> What to produce
Locate every line in the records below that holds the word "disabled" and return each one.

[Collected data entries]
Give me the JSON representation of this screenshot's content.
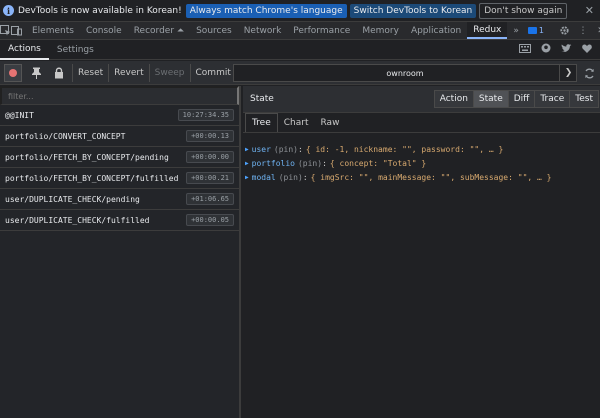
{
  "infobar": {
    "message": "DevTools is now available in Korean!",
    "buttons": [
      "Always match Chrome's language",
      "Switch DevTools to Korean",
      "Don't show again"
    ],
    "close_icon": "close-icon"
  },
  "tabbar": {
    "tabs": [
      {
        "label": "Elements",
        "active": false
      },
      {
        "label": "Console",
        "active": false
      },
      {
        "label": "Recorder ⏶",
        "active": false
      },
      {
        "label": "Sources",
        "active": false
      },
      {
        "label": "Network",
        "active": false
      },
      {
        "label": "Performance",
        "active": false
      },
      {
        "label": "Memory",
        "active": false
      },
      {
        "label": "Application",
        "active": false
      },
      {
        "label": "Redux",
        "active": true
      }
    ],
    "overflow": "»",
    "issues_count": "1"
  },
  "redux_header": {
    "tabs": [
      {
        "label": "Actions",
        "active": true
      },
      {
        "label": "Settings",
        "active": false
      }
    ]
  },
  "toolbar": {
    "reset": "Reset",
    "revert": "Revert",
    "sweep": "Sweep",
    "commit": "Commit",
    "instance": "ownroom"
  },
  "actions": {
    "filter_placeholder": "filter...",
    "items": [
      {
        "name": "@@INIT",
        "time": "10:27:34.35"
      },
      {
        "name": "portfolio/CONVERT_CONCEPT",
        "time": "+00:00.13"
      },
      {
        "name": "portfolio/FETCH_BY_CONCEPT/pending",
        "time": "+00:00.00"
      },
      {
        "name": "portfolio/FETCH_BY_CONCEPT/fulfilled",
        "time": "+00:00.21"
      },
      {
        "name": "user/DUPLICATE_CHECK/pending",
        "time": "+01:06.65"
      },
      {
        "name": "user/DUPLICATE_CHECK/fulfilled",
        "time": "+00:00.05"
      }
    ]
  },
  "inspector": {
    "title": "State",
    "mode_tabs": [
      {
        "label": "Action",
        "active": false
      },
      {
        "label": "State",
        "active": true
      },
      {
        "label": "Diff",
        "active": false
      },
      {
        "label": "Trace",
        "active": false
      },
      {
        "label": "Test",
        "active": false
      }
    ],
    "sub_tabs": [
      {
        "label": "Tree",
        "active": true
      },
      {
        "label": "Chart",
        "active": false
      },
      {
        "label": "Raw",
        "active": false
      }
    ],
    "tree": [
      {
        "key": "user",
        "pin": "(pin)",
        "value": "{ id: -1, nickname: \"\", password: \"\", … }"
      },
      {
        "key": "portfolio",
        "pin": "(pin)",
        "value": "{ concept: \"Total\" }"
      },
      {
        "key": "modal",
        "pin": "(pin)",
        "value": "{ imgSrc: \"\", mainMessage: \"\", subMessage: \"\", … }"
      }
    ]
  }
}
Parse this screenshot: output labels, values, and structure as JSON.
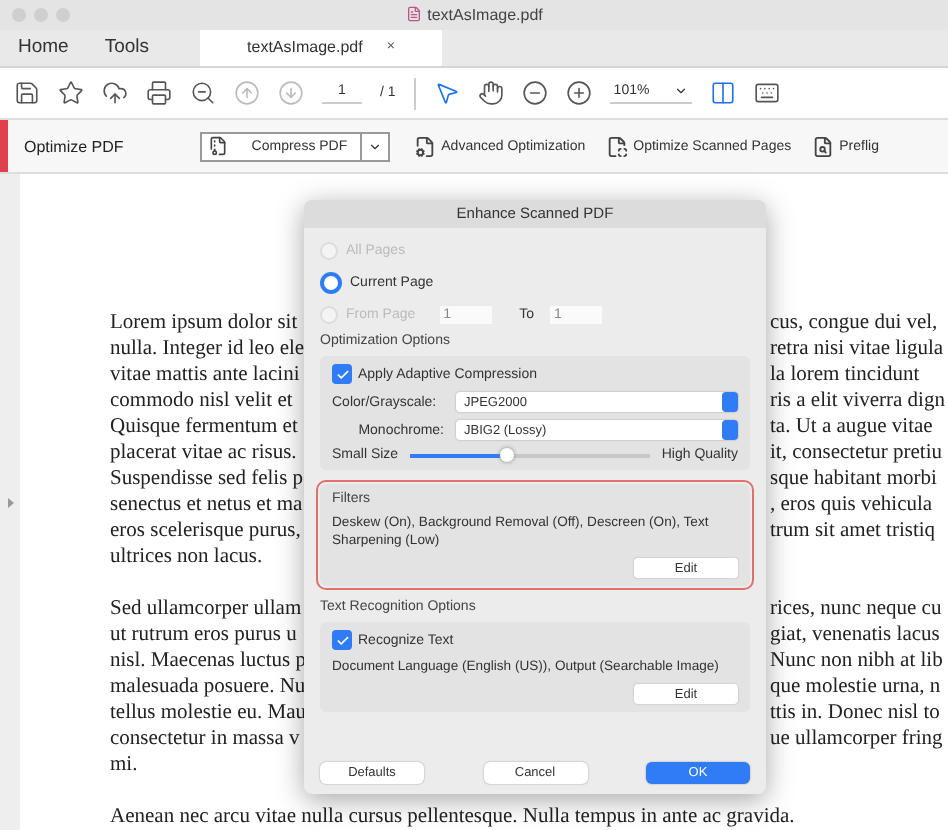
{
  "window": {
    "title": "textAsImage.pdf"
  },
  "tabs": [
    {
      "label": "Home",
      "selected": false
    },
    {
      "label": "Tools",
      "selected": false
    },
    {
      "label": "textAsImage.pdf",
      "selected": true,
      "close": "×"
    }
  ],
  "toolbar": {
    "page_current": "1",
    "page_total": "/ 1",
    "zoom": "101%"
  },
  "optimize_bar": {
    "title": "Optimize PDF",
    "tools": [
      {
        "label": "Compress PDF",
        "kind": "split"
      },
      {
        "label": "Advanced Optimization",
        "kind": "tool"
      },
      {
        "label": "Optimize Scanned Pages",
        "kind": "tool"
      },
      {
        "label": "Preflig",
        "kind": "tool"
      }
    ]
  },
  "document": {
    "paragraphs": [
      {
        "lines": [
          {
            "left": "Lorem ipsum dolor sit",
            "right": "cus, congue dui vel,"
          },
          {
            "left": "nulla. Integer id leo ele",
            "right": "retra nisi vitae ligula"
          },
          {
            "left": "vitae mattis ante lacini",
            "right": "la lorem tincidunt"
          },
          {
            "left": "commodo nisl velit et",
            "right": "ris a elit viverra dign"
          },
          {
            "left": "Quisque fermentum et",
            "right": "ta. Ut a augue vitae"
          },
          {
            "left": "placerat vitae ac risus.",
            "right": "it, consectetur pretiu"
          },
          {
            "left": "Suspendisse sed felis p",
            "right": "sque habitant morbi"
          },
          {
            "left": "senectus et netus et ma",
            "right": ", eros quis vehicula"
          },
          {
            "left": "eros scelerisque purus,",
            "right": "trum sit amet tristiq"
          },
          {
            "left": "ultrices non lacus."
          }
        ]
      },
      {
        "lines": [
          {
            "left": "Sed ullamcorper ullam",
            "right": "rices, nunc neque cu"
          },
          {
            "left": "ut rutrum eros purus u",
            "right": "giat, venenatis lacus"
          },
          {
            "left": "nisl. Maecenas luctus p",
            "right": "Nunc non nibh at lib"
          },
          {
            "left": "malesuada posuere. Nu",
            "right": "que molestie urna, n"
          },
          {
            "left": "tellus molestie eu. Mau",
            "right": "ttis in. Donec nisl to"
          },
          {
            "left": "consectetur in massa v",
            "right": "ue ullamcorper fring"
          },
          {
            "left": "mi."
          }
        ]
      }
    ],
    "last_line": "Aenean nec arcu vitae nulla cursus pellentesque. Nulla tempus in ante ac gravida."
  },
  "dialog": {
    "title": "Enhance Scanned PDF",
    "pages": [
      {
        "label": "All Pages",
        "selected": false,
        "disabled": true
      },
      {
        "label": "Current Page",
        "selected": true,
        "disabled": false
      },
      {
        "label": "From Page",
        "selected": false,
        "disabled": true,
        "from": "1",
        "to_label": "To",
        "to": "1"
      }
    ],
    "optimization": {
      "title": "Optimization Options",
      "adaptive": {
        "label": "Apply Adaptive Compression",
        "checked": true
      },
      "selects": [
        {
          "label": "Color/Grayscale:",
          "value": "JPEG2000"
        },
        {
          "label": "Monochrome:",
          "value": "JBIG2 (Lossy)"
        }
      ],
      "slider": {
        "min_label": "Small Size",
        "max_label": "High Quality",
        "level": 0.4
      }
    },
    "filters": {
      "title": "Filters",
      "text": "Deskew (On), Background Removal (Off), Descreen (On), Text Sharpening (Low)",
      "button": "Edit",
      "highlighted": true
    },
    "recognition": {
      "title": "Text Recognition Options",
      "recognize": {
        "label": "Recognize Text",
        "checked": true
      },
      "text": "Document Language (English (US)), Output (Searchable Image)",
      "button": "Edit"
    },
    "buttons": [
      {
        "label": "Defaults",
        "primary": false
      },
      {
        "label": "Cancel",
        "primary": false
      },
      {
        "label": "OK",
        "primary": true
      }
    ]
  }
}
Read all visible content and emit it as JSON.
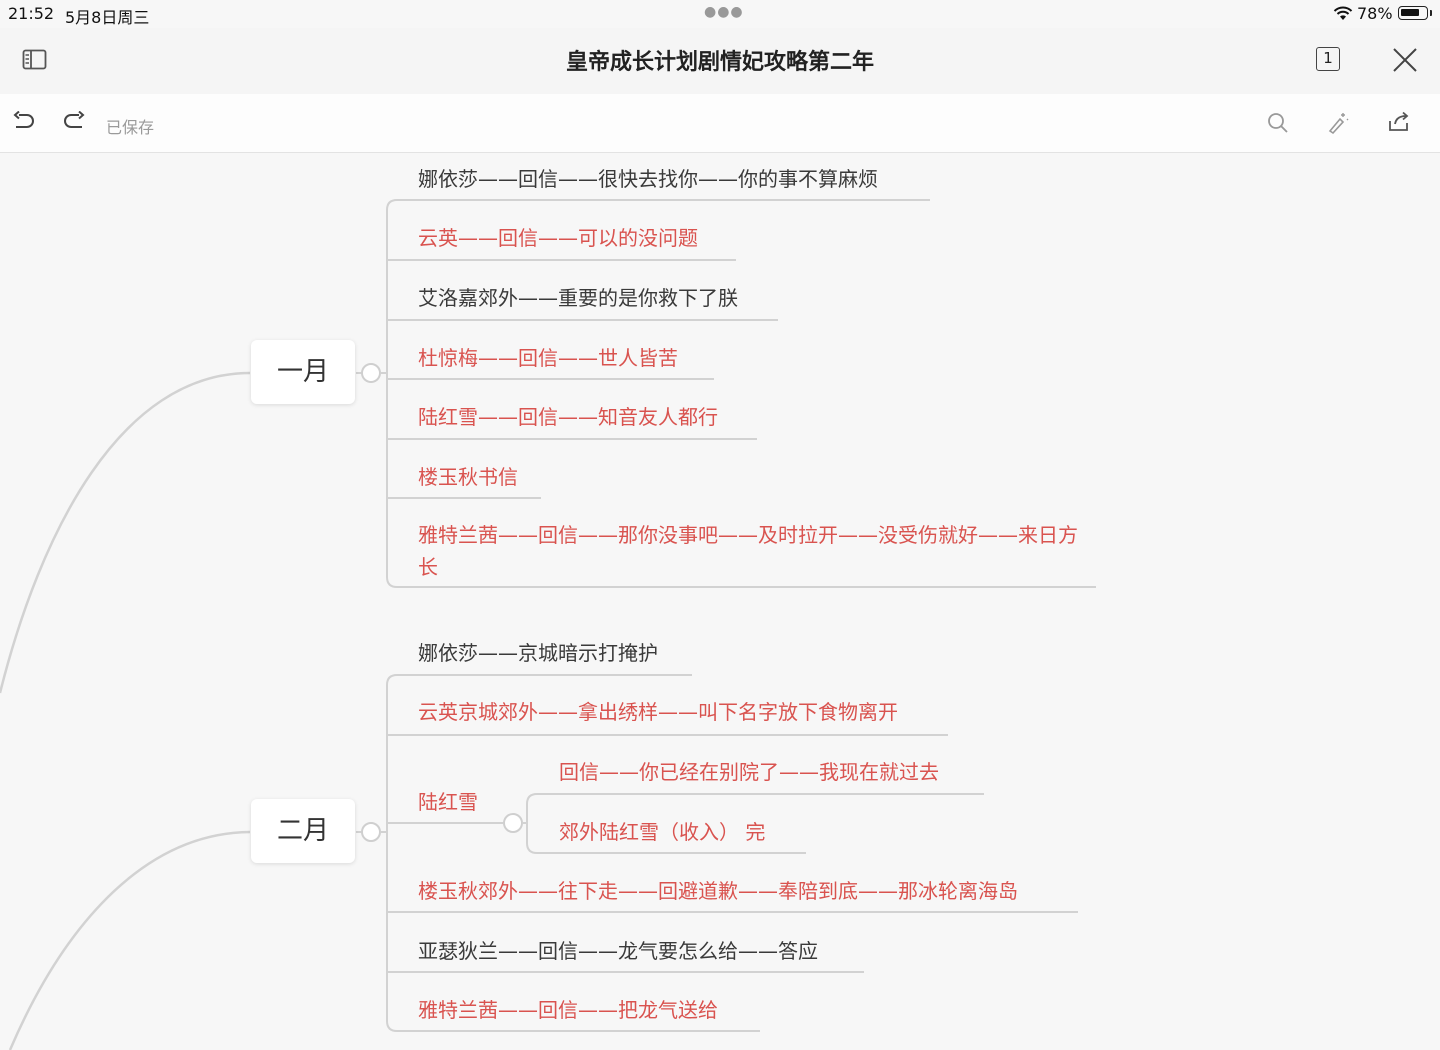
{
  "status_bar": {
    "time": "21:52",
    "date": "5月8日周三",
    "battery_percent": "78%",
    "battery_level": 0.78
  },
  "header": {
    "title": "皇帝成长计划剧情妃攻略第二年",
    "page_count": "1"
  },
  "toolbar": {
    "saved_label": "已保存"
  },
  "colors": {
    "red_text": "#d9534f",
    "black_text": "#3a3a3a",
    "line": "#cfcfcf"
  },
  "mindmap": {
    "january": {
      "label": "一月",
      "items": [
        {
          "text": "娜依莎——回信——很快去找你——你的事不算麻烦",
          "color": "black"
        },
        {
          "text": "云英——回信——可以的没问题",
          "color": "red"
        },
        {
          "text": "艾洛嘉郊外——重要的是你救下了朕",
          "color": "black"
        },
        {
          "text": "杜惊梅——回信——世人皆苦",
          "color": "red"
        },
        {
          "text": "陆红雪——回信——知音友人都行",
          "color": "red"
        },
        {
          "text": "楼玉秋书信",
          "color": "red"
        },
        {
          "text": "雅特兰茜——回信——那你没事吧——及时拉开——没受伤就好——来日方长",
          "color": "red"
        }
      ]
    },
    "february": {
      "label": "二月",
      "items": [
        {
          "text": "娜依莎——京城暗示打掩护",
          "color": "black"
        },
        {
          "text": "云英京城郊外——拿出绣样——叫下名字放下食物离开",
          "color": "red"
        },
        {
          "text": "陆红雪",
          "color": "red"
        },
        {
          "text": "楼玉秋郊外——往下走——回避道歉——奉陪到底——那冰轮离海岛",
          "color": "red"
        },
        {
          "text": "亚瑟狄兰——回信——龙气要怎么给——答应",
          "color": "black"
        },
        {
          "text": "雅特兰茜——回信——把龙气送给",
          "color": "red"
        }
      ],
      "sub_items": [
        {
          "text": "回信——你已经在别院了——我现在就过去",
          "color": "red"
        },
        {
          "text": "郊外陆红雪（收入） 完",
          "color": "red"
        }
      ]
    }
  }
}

> Full response
        "disabled": true
        "disabled": false
        "disabled": true,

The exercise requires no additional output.